Items from a data source:
++++++++++++++++++++

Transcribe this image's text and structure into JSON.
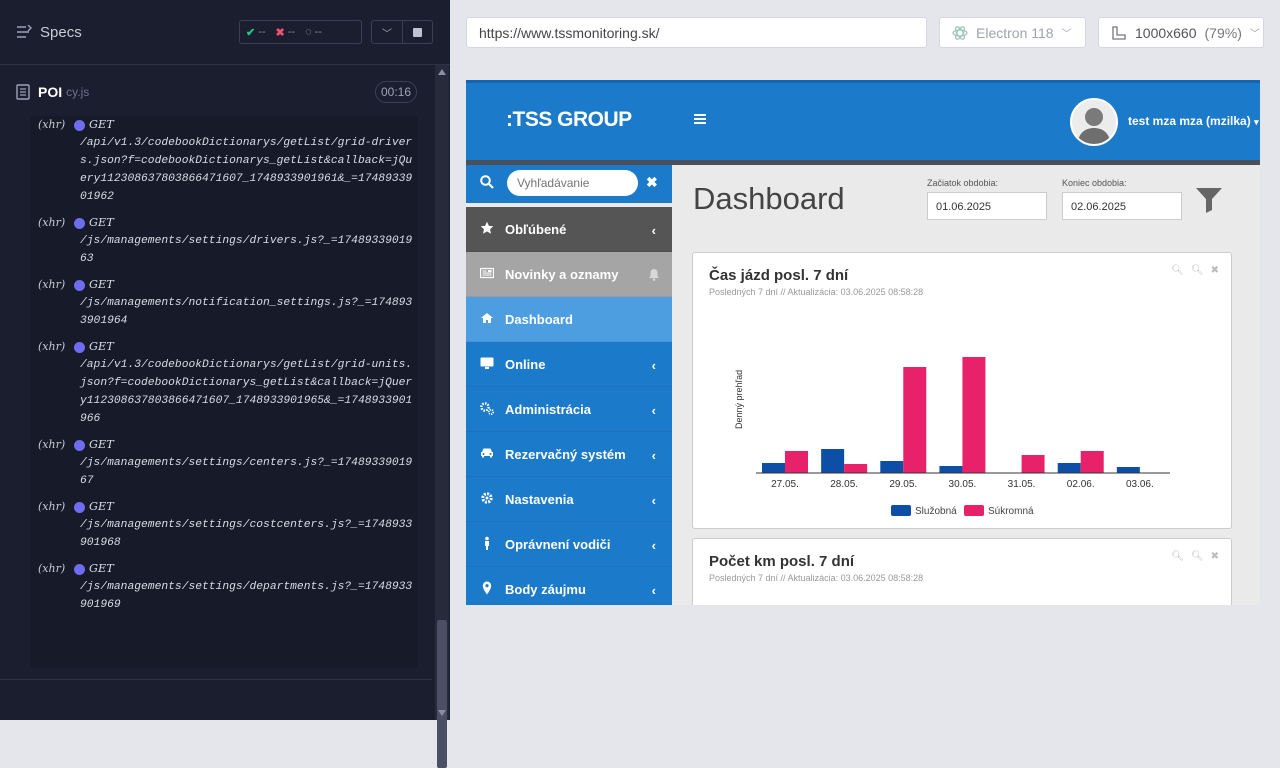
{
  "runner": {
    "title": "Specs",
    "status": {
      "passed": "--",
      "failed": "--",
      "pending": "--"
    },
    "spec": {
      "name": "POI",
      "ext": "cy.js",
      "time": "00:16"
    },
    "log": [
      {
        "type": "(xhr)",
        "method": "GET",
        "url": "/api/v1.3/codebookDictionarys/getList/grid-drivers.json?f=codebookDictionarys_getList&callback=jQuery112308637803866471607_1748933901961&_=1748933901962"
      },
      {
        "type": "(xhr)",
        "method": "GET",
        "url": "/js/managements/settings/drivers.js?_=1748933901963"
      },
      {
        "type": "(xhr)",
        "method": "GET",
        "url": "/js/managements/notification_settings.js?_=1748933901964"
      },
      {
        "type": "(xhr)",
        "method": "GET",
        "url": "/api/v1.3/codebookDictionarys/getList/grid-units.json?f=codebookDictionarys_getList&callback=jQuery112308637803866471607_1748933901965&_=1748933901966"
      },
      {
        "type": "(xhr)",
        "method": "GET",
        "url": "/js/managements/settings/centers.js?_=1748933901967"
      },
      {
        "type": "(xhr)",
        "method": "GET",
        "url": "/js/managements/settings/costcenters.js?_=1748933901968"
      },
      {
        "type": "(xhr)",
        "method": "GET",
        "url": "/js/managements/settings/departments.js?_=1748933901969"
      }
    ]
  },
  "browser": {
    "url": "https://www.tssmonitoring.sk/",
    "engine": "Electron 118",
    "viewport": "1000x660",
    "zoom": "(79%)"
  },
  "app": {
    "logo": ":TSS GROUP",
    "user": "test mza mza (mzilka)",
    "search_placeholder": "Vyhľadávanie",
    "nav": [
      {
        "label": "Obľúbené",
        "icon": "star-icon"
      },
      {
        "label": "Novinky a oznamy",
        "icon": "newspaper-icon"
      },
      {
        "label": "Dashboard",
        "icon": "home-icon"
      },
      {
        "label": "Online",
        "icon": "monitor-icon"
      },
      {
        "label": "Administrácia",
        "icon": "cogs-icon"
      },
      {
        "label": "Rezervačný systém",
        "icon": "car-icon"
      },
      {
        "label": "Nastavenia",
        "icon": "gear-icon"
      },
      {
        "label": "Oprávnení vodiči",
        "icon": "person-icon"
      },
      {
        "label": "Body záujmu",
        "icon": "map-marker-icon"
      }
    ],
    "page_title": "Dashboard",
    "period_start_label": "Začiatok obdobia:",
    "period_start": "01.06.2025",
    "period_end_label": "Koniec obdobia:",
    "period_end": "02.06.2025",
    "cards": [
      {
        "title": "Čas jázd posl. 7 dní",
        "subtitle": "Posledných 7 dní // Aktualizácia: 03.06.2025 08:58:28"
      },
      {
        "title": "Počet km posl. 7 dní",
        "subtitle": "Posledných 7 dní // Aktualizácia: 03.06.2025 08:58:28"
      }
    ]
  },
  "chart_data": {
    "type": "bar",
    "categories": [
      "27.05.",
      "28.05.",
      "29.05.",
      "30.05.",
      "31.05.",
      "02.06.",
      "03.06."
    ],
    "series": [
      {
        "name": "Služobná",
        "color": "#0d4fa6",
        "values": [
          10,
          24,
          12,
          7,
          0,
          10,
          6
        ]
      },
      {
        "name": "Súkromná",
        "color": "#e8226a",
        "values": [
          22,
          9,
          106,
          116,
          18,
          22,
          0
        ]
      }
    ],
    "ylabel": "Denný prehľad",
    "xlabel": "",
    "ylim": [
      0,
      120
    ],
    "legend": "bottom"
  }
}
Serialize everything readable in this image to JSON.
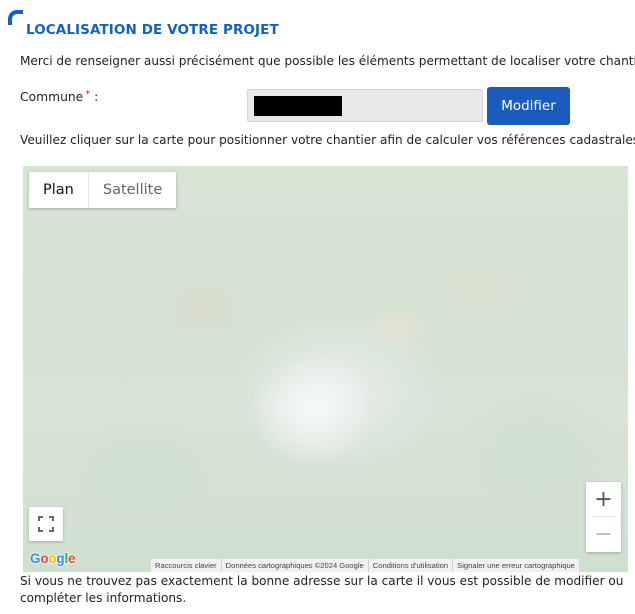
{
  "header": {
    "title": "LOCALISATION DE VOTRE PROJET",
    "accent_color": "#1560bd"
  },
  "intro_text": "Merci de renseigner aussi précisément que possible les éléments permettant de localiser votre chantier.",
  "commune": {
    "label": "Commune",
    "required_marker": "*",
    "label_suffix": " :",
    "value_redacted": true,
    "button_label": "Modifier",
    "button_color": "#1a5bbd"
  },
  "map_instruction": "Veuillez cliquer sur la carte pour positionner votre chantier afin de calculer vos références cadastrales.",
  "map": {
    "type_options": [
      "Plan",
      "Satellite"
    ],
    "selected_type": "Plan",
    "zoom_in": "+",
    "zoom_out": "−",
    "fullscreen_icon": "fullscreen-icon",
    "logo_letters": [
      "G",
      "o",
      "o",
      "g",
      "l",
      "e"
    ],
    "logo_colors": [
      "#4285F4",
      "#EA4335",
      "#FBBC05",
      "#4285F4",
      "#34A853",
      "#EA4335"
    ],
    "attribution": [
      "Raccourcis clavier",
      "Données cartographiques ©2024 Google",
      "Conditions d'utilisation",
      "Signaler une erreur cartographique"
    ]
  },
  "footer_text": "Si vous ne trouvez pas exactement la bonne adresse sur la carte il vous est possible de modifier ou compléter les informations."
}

++++++++++++++++++++

Your goal:
Report the number of lines above that contain the word "grid", and only that number.

Response for this exercise:
2